» **Direction**: Reproduce verbatim the lines in the rows below, beginning with the line that contains "app-icon: [3, 2, 9, 8]" and continuing through the line that contains "eye-image: 0.5mm 0.5mm", with both of those lines included.

» **Information given**:

#####

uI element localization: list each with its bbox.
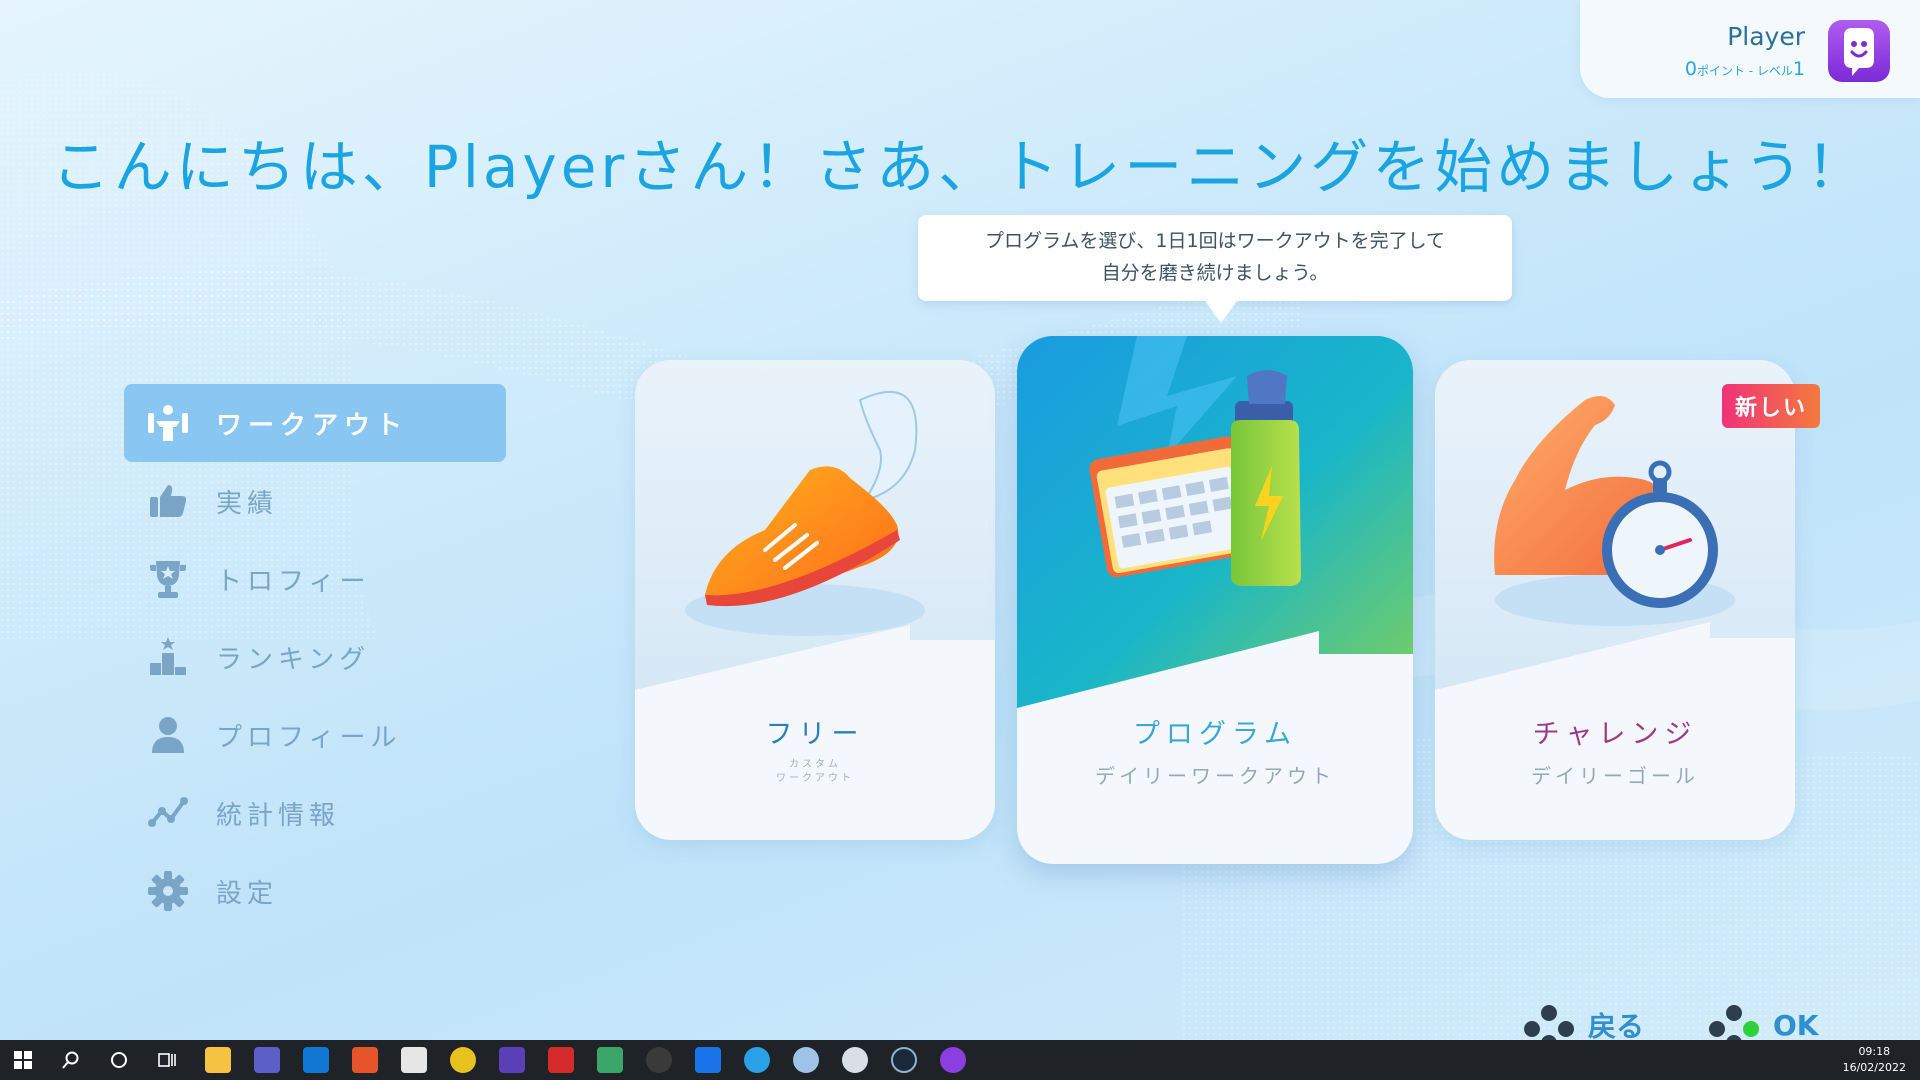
- taskbar: 09:18 16/02/2022: [0, 1040, 1920, 1080]
- sidebar: ワークアウト 実績 トロフィー ランキング プロフィール 統計情報 設定: [124, 384, 506, 930]
- sidebar-item-label: ワークアウト: [216, 410, 409, 441]
- new-badge: 新しい: [1722, 384, 1820, 428]
- sidebar-item-label: トロフィー: [216, 566, 371, 597]
- level-value: 1: [1792, 58, 1805, 80]
- edge-icon[interactable]: [744, 1047, 770, 1073]
- app-icon-white[interactable]: [842, 1047, 868, 1073]
- playstation-red-icon[interactable]: [548, 1047, 574, 1073]
- tooltip-line-1: プログラムを選び、1日1回はワークアウトを完了して: [984, 230, 1446, 252]
- trophy-icon: [142, 553, 194, 605]
- dropbox-icon[interactable]: [695, 1047, 721, 1073]
- file-explorer-icon[interactable]: [205, 1047, 231, 1073]
- free-workout-card[interactable]: フリー カスタム ワークアウト: [635, 360, 995, 840]
- obs-icon[interactable]: [646, 1047, 672, 1073]
- smiley-icon: [1844, 28, 1874, 76]
- paint-icon[interactable]: [793, 1047, 819, 1073]
- program-card[interactable]: プログラム デイリーワークアウト: [1017, 336, 1413, 864]
- program-tooltip: プログラムを選び、1日1回はワークアウトを完了して 自分を磨き続けましょう。: [918, 215, 1512, 323]
- winged-shoe-illustration: [635, 360, 995, 690]
- controller-buttons-icon: [1524, 1005, 1574, 1045]
- ok-control[interactable]: OK: [1705, 1005, 1819, 1045]
- gear-icon: [142, 865, 194, 917]
- free-card-subtitle-2: ワークアウト: [776, 773, 854, 784]
- teams-icon[interactable]: [254, 1047, 280, 1073]
- outlook-icon[interactable]: [303, 1047, 329, 1073]
- system-clock[interactable]: 09:18 16/02/2022: [1843, 1044, 1906, 1076]
- sidebar-item-trophies[interactable]: トロフィー: [124, 540, 506, 618]
- program-card-title: プログラム: [1132, 719, 1298, 750]
- sidebar-item-label: 統計情報: [216, 800, 341, 831]
- greeting-title: こんにちは、Playerさん！さあ、トレーニングを始めましょう！: [51, 133, 1869, 201]
- search-icon[interactable]: [62, 1051, 80, 1069]
- stats-icon: [142, 787, 194, 839]
- person-icon: [142, 709, 194, 761]
- playstation-icon[interactable]: [499, 1047, 525, 1073]
- points-value: 0: [1684, 58, 1697, 80]
- clock-date: 16/02/2022: [1842, 1061, 1906, 1074]
- avatar[interactable]: [1828, 20, 1890, 82]
- player-name: Player: [1727, 22, 1805, 51]
- app-icon-yellow[interactable]: [450, 1047, 476, 1073]
- sidebar-item-settings[interactable]: 設定: [124, 852, 506, 930]
- program-card-subtitle: デイリーワークアウト: [1095, 764, 1335, 788]
- podium-icon: [142, 631, 194, 683]
- unity-icon[interactable]: [401, 1047, 427, 1073]
- sidebar-item-workout[interactable]: ワークアウト: [124, 384, 506, 462]
- task-view-icon[interactable]: [158, 1051, 176, 1069]
- tooltip-line-2: 自分を磨き続けましょう。: [1101, 262, 1329, 284]
- challenge-card[interactable]: チャレンジ デイリーゴール: [1435, 360, 1795, 840]
- app-icon-orange[interactable]: [352, 1047, 378, 1073]
- sidebar-item-ranking[interactable]: ランキング: [124, 618, 506, 696]
- game-app-icon[interactable]: [940, 1047, 966, 1073]
- sidebar-item-achievements[interactable]: 実績: [124, 462, 506, 540]
- sidebar-item-label: 設定: [216, 878, 279, 909]
- thumbs-up-icon: [142, 475, 194, 527]
- points-level-label: ポイント - レベル: [1696, 64, 1793, 78]
- challenge-card-title: チャレンジ: [1532, 719, 1698, 750]
- back-control[interactable]: 戻る: [1520, 1005, 1644, 1045]
- steam-icon[interactable]: [891, 1047, 917, 1073]
- windows-start-icon[interactable]: [14, 1051, 32, 1069]
- clock-time: 09:18: [1858, 1045, 1891, 1058]
- sidebar-item-statistics[interactable]: 統計情報: [124, 774, 506, 852]
- player-stats: 0ポイント - レベル1: [1685, 58, 1805, 80]
- free-card-title: フリー: [765, 719, 865, 750]
- calendar-bottle-illustration: [1017, 336, 1413, 708]
- controller-buttons-icon: [1709, 1005, 1759, 1045]
- dumbbell-icon: [142, 397, 194, 449]
- sidebar-item-profile[interactable]: プロフィール: [124, 696, 506, 774]
- sidebar-item-label: ランキング: [216, 644, 371, 675]
- player-panel[interactable]: Player 0ポイント - レベル1: [1580, 0, 1920, 98]
- ok-label: OK: [1773, 1008, 1819, 1042]
- back-label: 戻る: [1588, 1010, 1645, 1043]
- photos-icon[interactable]: [597, 1047, 623, 1073]
- sidebar-item-label: 実績: [216, 488, 279, 519]
- sidebar-item-label: プロフィール: [216, 722, 402, 753]
- challenge-card-subtitle: デイリーゴール: [1531, 764, 1699, 788]
- cortana-icon[interactable]: [110, 1051, 128, 1069]
- free-card-subtitle-1: カスタム: [789, 759, 841, 770]
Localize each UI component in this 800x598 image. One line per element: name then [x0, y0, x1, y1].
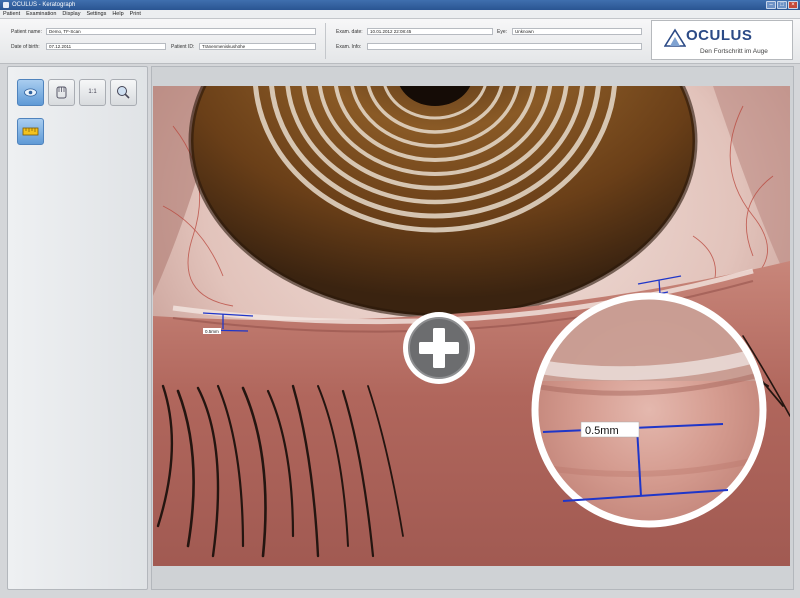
app-icon: [3, 2, 9, 8]
patient-id-label: Patient ID:: [171, 44, 195, 50]
measurement-left-label: 0.5mm: [205, 329, 219, 334]
menu-help[interactable]: Help: [112, 10, 123, 18]
eye-image: 0.5mm 0.5mm 0.5mm: [153, 86, 790, 566]
patient-id-field[interactable]: Tränenmeniskushöhe: [199, 43, 316, 50]
logo-tagline: Den Fortschritt im Auge: [700, 48, 768, 55]
close-icon[interactable]: ×: [788, 1, 798, 9]
eye-view-button[interactable]: [17, 79, 44, 106]
menu-display[interactable]: Display: [62, 10, 80, 18]
tool-panel: 1:1: [7, 66, 148, 590]
exam-date-label: Exam. date:: [336, 29, 363, 35]
exam-info-label: Exam. Info:: [336, 44, 362, 50]
measure-tool-button[interactable]: [17, 118, 44, 145]
ruler-icon: [22, 127, 39, 136]
exam-date-field[interactable]: 10.01.2012 22:08:45: [367, 28, 493, 35]
menu-settings[interactable]: Settings: [86, 10, 106, 18]
magnified-measurement-label: 0.5mm: [585, 425, 619, 437]
hand-icon: [56, 86, 67, 99]
oculus-logo-mark-icon: [664, 28, 686, 47]
maximize-icon[interactable]: □: [777, 1, 787, 9]
patient-name-field[interactable]: Demo, TF-Scan: [46, 28, 316, 35]
zoom-1-1-label: 1:1: [88, 89, 97, 95]
patient-name-label: Patient name:: [11, 29, 42, 35]
menu-patient[interactable]: Patient: [3, 10, 20, 18]
window-title: OCULUS - Keratograph: [12, 2, 76, 8]
eye-image-viewer[interactable]: 0.5mm 0.5mm 0.5mm: [153, 86, 790, 566]
dob-field[interactable]: 07.12.2011: [46, 43, 166, 50]
eye-field[interactable]: Unknown: [512, 28, 642, 35]
menu-bar: Patient Examination Display Settings Hel…: [0, 10, 800, 19]
oculus-logo: OCULUS Den Fortschritt im Auge: [651, 20, 793, 60]
fit-view-button[interactable]: [48, 79, 75, 106]
zoom-1-1-button[interactable]: 1:1: [79, 79, 106, 106]
menu-examination[interactable]: Examination: [26, 10, 56, 18]
window-controls: – □ ×: [766, 1, 798, 9]
eye-label: Eye:: [497, 29, 508, 35]
title-bar: OCULUS - Keratograph – □ ×: [0, 0, 800, 10]
menu-print[interactable]: Print: [130, 10, 141, 18]
minimize-icon[interactable]: –: [766, 1, 776, 9]
logo-brand: OCULUS: [686, 27, 753, 44]
magnifier-icon: [117, 86, 130, 99]
exam-info-field[interactable]: [367, 43, 642, 50]
header-divider: [325, 23, 326, 59]
dob-label: Date of birth:: [11, 44, 40, 50]
magnifier-button[interactable]: [110, 79, 137, 106]
zoom-plus-icon[interactable]: [403, 312, 475, 384]
eye-icon: [24, 88, 37, 97]
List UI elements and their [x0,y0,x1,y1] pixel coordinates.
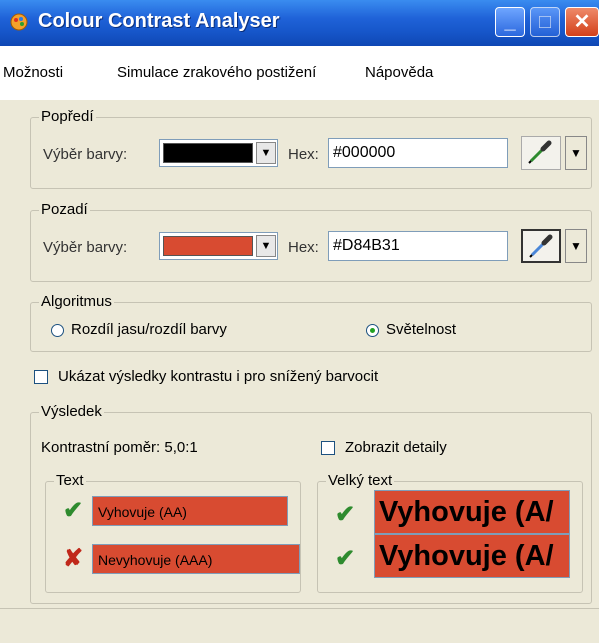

#####

» **Solution for this task**:
app-icon: [3, 2, 9, 8]
patient-id-label: Patient ID:: [171, 44, 195, 50]
measurement-left-label: 0.5mm: [205, 329, 219, 334]
menu-help[interactable]: Help: [112, 10, 123, 18]
eye-image: 0.5mm 0.5mm 0.5mm: [153, 86, 790, 566]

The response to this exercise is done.